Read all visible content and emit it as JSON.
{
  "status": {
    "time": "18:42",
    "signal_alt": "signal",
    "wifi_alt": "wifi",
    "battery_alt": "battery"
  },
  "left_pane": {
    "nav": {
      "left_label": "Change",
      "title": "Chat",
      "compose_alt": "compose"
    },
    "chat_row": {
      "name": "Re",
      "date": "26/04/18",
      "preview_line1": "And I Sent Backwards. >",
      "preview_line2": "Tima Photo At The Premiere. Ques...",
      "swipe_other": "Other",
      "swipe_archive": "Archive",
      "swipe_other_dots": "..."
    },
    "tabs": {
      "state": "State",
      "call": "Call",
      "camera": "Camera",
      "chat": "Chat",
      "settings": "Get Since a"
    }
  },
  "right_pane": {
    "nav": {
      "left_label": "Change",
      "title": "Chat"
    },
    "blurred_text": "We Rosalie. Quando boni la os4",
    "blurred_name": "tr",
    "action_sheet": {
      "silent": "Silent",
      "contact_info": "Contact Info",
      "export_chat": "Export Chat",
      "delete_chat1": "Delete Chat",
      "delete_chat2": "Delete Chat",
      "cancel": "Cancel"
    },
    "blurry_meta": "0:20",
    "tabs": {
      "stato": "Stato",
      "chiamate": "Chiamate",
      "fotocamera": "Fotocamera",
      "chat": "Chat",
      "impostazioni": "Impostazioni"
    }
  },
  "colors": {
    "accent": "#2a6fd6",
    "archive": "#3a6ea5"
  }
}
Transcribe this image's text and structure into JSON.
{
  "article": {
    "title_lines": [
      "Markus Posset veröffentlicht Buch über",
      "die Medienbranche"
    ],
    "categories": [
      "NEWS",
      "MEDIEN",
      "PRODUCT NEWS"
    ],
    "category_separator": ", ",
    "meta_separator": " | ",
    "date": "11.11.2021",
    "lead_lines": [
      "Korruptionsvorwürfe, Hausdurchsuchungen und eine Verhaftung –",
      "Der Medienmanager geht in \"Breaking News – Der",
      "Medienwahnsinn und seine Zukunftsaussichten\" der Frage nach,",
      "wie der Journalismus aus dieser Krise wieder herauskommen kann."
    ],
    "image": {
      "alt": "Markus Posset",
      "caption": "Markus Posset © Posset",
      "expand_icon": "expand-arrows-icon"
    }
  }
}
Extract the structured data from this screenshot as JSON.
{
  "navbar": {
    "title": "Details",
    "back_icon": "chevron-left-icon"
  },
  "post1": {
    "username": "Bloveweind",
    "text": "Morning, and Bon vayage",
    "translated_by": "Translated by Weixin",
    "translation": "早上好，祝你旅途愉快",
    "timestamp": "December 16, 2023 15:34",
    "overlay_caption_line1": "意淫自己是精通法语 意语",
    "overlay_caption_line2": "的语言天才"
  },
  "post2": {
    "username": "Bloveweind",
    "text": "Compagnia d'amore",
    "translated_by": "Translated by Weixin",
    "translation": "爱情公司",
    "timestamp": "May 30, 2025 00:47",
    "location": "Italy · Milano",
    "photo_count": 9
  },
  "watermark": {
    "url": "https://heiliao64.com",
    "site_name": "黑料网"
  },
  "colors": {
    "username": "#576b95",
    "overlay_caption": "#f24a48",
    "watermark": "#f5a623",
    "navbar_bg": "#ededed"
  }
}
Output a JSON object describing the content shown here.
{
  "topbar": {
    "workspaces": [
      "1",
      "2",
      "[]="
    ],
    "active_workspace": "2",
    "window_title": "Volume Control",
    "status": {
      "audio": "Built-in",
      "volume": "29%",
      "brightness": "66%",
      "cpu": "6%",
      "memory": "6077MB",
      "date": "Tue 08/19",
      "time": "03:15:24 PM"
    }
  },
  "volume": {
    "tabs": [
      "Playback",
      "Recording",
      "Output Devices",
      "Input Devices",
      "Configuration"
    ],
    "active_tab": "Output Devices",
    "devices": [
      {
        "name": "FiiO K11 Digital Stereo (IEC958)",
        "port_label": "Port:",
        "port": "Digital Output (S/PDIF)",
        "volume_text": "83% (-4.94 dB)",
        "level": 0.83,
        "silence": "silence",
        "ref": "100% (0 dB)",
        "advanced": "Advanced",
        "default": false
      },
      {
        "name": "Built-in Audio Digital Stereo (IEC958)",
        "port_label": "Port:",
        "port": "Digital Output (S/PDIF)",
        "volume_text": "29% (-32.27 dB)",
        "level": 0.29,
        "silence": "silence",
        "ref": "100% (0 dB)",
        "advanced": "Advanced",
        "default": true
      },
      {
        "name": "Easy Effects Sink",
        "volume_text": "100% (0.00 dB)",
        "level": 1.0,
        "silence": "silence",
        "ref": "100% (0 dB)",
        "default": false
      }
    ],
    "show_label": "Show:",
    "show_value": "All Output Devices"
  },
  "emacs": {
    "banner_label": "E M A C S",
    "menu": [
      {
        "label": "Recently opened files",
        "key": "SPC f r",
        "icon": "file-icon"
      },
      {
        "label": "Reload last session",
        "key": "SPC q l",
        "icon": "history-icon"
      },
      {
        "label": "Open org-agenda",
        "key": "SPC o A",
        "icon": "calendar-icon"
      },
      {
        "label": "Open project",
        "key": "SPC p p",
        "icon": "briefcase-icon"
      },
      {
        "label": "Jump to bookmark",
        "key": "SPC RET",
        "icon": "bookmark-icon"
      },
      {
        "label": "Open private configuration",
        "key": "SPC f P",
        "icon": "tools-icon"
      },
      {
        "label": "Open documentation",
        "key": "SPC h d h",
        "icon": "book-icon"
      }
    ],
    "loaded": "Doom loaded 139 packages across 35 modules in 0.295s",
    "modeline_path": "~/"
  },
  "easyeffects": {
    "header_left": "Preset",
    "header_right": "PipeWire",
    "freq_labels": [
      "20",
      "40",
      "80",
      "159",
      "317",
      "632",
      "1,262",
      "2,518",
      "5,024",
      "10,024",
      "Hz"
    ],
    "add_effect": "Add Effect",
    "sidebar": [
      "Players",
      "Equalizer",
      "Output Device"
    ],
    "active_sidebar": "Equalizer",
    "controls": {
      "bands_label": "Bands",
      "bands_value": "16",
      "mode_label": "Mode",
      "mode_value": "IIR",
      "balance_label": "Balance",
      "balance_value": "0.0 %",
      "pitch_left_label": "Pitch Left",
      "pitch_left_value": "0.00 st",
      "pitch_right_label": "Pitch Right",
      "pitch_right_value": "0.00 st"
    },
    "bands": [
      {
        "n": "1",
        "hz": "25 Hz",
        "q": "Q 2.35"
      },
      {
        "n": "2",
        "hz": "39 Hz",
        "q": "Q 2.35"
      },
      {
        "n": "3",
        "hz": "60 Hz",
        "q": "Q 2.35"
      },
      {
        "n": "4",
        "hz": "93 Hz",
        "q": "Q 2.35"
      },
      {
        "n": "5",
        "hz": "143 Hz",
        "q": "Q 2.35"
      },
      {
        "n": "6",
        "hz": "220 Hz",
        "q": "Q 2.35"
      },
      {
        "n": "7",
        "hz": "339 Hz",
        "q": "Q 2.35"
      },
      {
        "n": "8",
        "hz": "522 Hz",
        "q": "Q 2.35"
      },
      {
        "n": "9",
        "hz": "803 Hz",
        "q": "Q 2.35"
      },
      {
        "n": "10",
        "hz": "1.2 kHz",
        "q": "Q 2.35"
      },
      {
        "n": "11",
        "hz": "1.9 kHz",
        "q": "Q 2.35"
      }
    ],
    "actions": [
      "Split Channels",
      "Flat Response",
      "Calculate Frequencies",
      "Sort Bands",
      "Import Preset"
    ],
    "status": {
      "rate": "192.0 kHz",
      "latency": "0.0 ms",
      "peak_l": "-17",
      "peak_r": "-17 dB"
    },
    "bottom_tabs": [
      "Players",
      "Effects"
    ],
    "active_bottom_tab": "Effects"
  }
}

::::::::

* What the task asks: Copy each line of the data above without altering a single character.

* Complete output:
Read all visible content and emit it as JSON.
{
  "status": {
    "time": "18:42",
    "signal_alt": "signal",
    "wifi_alt": "wifi",
    "battery_alt": "battery"
  },
  "left_pane": {
    "nav": {
      "left_label": "Change",
      "title": "Chat",
      "compose_alt": "compose"
    },
    "chat_row": {
      "name": "Re",
      "date": "26/04/18",
      "preview_line1": "And I Sent Backwards. >",
      "preview_line2": "Tima Photo At The Premiere. Ques...",
      "swipe_other": "Other",
      "swipe_archive": "Archive",
      "swipe_other_dots": "..."
    },
    "tabs": {
      "state": "State",
      "call": "Call",
      "camera": "Camera",
      "chat": "Chat",
      "settings": "Get Since a"
    }
  },
  "right_pane": {
    "nav": {
      "left_label": "Change",
      "title": "Chat"
    },
    "blurred_text": "We Rosalie. Quando boni la os4",
    "blurred_name": "tr",
    "action_sheet": {
      "silent": "Silent",
      "contact_info": "Contact Info",
      "export_chat": "Export Chat",
      "delete_chat1": "Delete Chat",
      "delete_chat2": "Delete Chat",
      "cancel": "Cancel"
    },
    "blurry_meta": "0:20",
    "tabs": {
      "stato": "Stato",
      "chiamate": "Chiamate",
      "fotocamera": "Fotocamera",
      "chat": "Chat",
      "impostazioni": "Impostazioni"
    }
  },
  "colors": {
    "accent": "#2a6fd6",
    "archive": "#3a6ea5"
  }
}
Transcribe this image's text and structure into JSON.
{
  "article": {
    "title_lines": [
      "Markus Posset veröffentlicht Buch über",
      "die Medienbranche"
    ],
    "categories": [
      "NEWS",
      "MEDIEN",
      "PRODUCT NEWS"
    ],
    "category_separator": ", ",
    "meta_separator": " | ",
    "date": "11.11.2021",
    "lead_lines": [
      "Korruptionsvorwürfe, Hausdurchsuchungen und eine Verhaftung –",
      "Der Medienmanager geht in \"Breaking News – Der",
      "Medienwahnsinn und seine Zukunftsaussichten\" der Frage nach,",
      "wie der Journalismus aus dieser Krise wieder herauskommen kann."
    ],
    "image": {
      "alt": "Markus Posset",
      "caption": "Markus Posset © Posset",
      "expand_icon": "expand-arrows-icon"
    }
  }
}
Extract the structured data from this screenshot as JSON.
{
  "navbar": {
    "title": "Details",
    "back_icon": "chevron-left-icon"
  },
  "post1": {
    "username": "Bloveweind",
    "text": "Morning, and Bon vayage",
    "translated_by": "Translated by Weixin",
    "translation": "早上好，祝你旅途愉快",
    "timestamp": "December 16, 2023 15:34",
    "overlay_caption_line1": "意淫自己是精通法语 意语",
    "overlay_caption_line2": "的语言天才"
  },
  "post2": {
    "username": "Bloveweind",
    "text": "Compagnia d'amore",
    "translated_by": "Translated by Weixin",
    "translation": "爱情公司",
    "timestamp": "May 30, 2025 00:47",
    "location": "Italy · Milano",
    "photo_count": 9
  },
  "watermark": {
    "url": "https://heiliao64.com",
    "site_name": "黑料网"
  },
  "colors": {
    "username": "#576b95",
    "overlay_caption": "#f24a48",
    "watermark": "#f5a623",
    "navbar_bg": "#ededed"
  }
}
Output a JSON object describing the content shown here.
{
  "topbar": {
    "workspaces": [
      "1",
      "2",
      "[]="
    ],
    "active_workspace": "2",
    "window_title": "Volume Control",
    "status": {
      "audio": "Built-in",
      "volume": "29%",
      "brightness": "66%",
      "cpu": "6%",
      "memory": "6077MB",
      "date": "Tue 08/19",
      "time": "03:15:24 PM"
    }
  },
  "volume": {
    "tabs": [
      "Playback",
      "Recording",
      "Output Devices",
      "Input Devices",
      "Configuration"
    ],
    "active_tab": "Output Devices",
    "devices": [
      {
        "name": "FiiO K11 Digital Stereo (IEC958)",
        "port_label": "Port:",
        "port": "Digital Output (S/PDIF)",
        "volume_text": "83% (-4.94 dB)",
        "level": 0.83,
        "silence": "silence",
        "ref": "100% (0 dB)",
        "advanced": "Advanced",
        "default": false
      },
      {
        "name": "Built-in Audio Digital Stereo (IEC958)",
        "port_label": "Port:",
        "port": "Digital Output (S/PDIF)",
        "volume_text": "29% (-32.27 dB)",
        "level": 0.29,
        "silence": "silence",
        "ref": "100% (0 dB)",
        "advanced": "Advanced",
        "default": true
      },
      {
        "name": "Easy Effects Sink",
        "volume_text": "100% (0.00 dB)",
        "level": 1.0,
        "silence": "silence",
        "ref": "100% (0 dB)",
        "default": false
      }
    ],
    "show_label": "Show:",
    "show_value": "All Output Devices"
  },
  "emacs": {
    "banner_label": "E M A C S",
    "menu": [
      {
        "label": "Recently opened files",
        "key": "SPC f r",
        "icon": "file-icon"
      },
      {
        "label": "Reload last session",
        "key": "SPC q l",
        "icon": "history-icon"
      },
      {
        "label": "Open org-agenda",
        "key": "SPC o A",
        "icon": "calendar-icon"
      },
      {
        "label": "Open project",
        "key": "SPC p p",
        "icon": "briefcase-icon"
      },
      {
        "label": "Jump to bookmark",
        "key": "SPC RET",
        "icon": "bookmark-icon"
      },
      {
        "label": "Open private configuration",
        "key": "SPC f P",
        "icon": "tools-icon"
      },
      {
        "label": "Open documentation",
        "key": "SPC h d h",
        "icon": "book-icon"
      }
    ],
    "loaded": "Doom loaded 139 packages across 35 modules in 0.295s",
    "modeline_path": "~/"
  },
  "easyeffects": {
    "header_left": "Preset",
    "header_right": "PipeWire",
    "freq_labels": [
      "20",
      "40",
      "80",
      "159",
      "317",
      "632",
      "1,262",
      "2,518",
      "5,024",
      "10,024",
      "Hz"
    ],
    "add_effect": "Add Effect",
    "sidebar": [
      "Players",
      "Equalizer",
      "Output Device"
    ],
    "active_sidebar": "Equalizer",
    "controls": {
      "bands_label": "Bands",
      "bands_value": "16",
      "mode_label": "Mode",
      "mode_value": "IIR",
      "balance_label": "Balance",
      "balance_value": "0.0 %",
      "pitch_left_label": "Pitch Left",
      "pitch_left_value": "0.00 st",
      "pitch_right_label": "Pitch Right",
      "pitch_right_value": "0.00 st"
    },
    "bands": [
      {
        "n": "1",
        "hz": "25 Hz",
        "q": "Q 2.35"
      },
      {
        "n": "2",
        "hz": "39 Hz",
        "q": "Q 2.35"
      },
      {
        "n": "3",
        "hz": "60 Hz",
        "q": "Q 2.35"
      },
      {
        "n": "4",
        "hz": "93 Hz",
        "q": "Q 2.35"
      },
      {
        "n": "5",
        "hz": "143 Hz",
        "q": "Q 2.35"
      },
      {
        "n": "6",
        "hz": "220 Hz",
        "q": "Q 2.35"
      },
      {
        "n": "7",
        "hz": "339 Hz",
        "q": "Q 2.35"
      },
      {
        "n": "8",
        "hz": "522 Hz",
        "q": "Q 2.35"
      },
      {
        "n": "9",
        "hz": "803 Hz",
        "q": "Q 2.35"
      },
      {
        "n": "10",
        "hz": "1.2 kHz",
        "q": "Q 2.35"
      },
      {
        "n": "11",
        "hz": "1.9 kHz",
        "q": "Q 2.35"
      }
    ],
    "actions": [
      "Split Channels",
      "Flat Response",
      "Calculate Frequencies",
      "Sort Bands",
      "Import Preset"
    ],
    "status": {
      "rate": "192.0 kHz",
      "latency": "0.0 ms",
      "peak_l": "-17",
      "peak_r": "-17 dB"
    },
    "bottom_tabs": [
      "Players",
      "Effects"
    ],
    "active_bottom_tab": "Effects"
  }
}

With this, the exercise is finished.